• [DOCUMENTFRAGMENT]

★ ★ ★ ★ ★

De uitspraak is gedaan door mr. J.L. Sierkstra, rechter, en is openbaar gemaakt op 22 juli 2020. De griffier, mr. H.D. Sebel, was niet in de gelegenheid om de uitspraak mede te ondertekenen. Eiser is geïnformeerd dat hij binnen zes weken na de verzending van de uitspraak verzet kan aantekenen bij de rechtbank, mocht hij het niet eens zijn met deze beslissing. De rechtbank heeft in haar overwegingen verwezen naar de relevante artikelen uit de Algemene wet bestuursrecht (Awb) die de verplichting tot het betalen van griffierecht en de gevolgen van het niet tijdig betalen daarvan beschrijven.

Uitspraak

RECHTBANK ZEELAND-WEST-BRABANT

Bestuursrecht
zaaknummer: BRE 20/5655 ZW

uitspraak van 22 juli 2020 van de enkelvoudige kamer in de zaak tussen

[eiser], te [plaatsnaam], eiser,

en
de Raad van bestuur van het Uitvoeringsinstituut werknemersverzekeringen(UWV)
,verweerder.

Procesverloop

Eiser heeft beroep ingesteld tegen het besluit van 28 januari 2020 van het UWV inzake de verlaging van zijn uitkering op grond van de Ziektewet (ZW) over de periode van 7 oktober 2019 tot en met 6 februari 2020.

Overwegingen

In de Algemene wet bestuursrecht (Awb) is de verplichting opgenomen om griffierecht te betalen. Aan eiser is ook een brief gestuurd waarin is vermeld dat hij verplicht is griffierecht te betalen. Eiser heeft dat griffierecht niet betaald. De rechtbank heeft daarom op
30 april 2020 aan eiser een aangetekende brief gestuurd, een betalingsherinnering. Daarin heeft de rechtbank aangegeven dat het griffierecht nog niet is betaald. Eiser moet alsnog binnen 4 weken het griffierecht hebben overgemaakt op de bankrekening van de rechtbank. Dat wil zeggen uiterlijk op 28 mei 2020. Als het griffierecht niet op tijd wordt overgemaakt, dan loopt eiser het risico dat zijn beroep niet-ontvankelijk wordt verklaard, zo staat in de brief.
De rechtbank stelt vast dat het griffierecht niet op of voor 28 mei 2020 is ontvangen.
De rechtbank zal het beroep daarom kennelijk niet-ontvankelijk verklaren. Dit betekent dat de rechtbank het beroep niet verder zal behandelen.

Beslissing

De rechtbank verklaart het beroep kennelijk niet-ontvankelijk.
Deze uitspraak is gedaan door mr. J.L. Sierkstra, rechter, in aanwezigheid van
mr. H.D. Sebel, griffier, op 22 juli 2020 en is openbaar gemaakt door middel van geanonimiseerde publicatie op www.rechtspraak.nl.

★ ★ ★ ★ ★

• [BRONMATERIAAL]
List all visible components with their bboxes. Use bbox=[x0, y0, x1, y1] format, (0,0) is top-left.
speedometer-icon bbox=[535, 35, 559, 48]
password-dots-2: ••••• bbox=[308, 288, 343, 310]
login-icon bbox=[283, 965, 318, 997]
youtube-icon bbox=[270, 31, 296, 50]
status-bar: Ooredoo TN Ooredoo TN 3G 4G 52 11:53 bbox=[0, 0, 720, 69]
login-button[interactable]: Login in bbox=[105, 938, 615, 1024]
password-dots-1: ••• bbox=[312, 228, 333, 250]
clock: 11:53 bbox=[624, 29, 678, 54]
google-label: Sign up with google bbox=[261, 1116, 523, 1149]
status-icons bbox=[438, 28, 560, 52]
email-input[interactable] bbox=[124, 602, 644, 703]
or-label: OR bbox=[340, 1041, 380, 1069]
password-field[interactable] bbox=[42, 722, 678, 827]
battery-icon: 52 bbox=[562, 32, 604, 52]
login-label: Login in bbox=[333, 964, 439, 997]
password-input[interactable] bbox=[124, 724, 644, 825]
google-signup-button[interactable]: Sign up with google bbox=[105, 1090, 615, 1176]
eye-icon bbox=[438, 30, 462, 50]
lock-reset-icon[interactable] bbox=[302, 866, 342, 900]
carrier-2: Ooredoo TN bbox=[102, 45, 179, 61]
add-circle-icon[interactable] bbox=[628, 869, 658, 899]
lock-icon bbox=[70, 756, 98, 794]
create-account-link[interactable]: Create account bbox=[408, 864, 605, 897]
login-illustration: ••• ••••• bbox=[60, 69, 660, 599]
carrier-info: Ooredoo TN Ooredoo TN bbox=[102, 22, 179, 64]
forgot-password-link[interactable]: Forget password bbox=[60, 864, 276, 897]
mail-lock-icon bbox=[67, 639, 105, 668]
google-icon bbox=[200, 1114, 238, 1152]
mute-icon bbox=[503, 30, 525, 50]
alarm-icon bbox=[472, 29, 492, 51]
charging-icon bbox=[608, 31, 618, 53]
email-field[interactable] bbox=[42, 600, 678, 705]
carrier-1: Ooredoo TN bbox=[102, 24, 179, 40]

★ ★ ★ ★ ★

• [WAT U MOET DOEN]
1/ Druk uit de uitspraak alles af vanaf "De uitspraak is" tot en met "betalen daarvan beschrijven.".
2/ Beantwoord de volgende vragen aan de hand van de uitspraak.
(a) Op welke datum heeft de rechtbank de aangetekende betalingsherinnering aan eiser gestuurd?
(b) Binnen hoeveel weken na de verzending van de uitspraak kan eiser verzet aantekenen?
(c) Over welke periode ging de verlaging van de uitkering van eiser op grond van de Ziektewet?
3/ Vertaal de volgende zin uit de uitspraak in het Engels: "De rechtbank stelt vast dat het griffierecht niet op of voor 28 mei 2020 is ontvangen."

• [ANTWOORDEN]
1/
De uitspraak is gedaan door mr. J.L. Sierkstra, rechter, en is openbaar gemaakt op 22 juli 2020. De griffier, mr. H.D. Sebel, was niet in de gelegenheid om de uitspraak mede te ondertekenen. Eiser is geïnformeerd dat hij binnen zes weken na de verzending van de uitspraak verzet kan aantekenen bij de rechtbank, mocht hij het niet eens zijn met deze beslissing. De rechtbank heeft in haar overwegingen verwezen naar de relevante artikelen uit de Algemene wet bestuursrecht (Awb) die de verplichting tot het betalen van griffierecht en de gevolgen van het niet tijdig betalen daarvan beschrijven.

2/
(a) Op 30 april 2020.
(b) Binnen zes weken.
(c) Van 7 oktober 2019 tot en met 6 februari 2020.

3/ The court finds that the court fee was not received on or before May 28, 2020.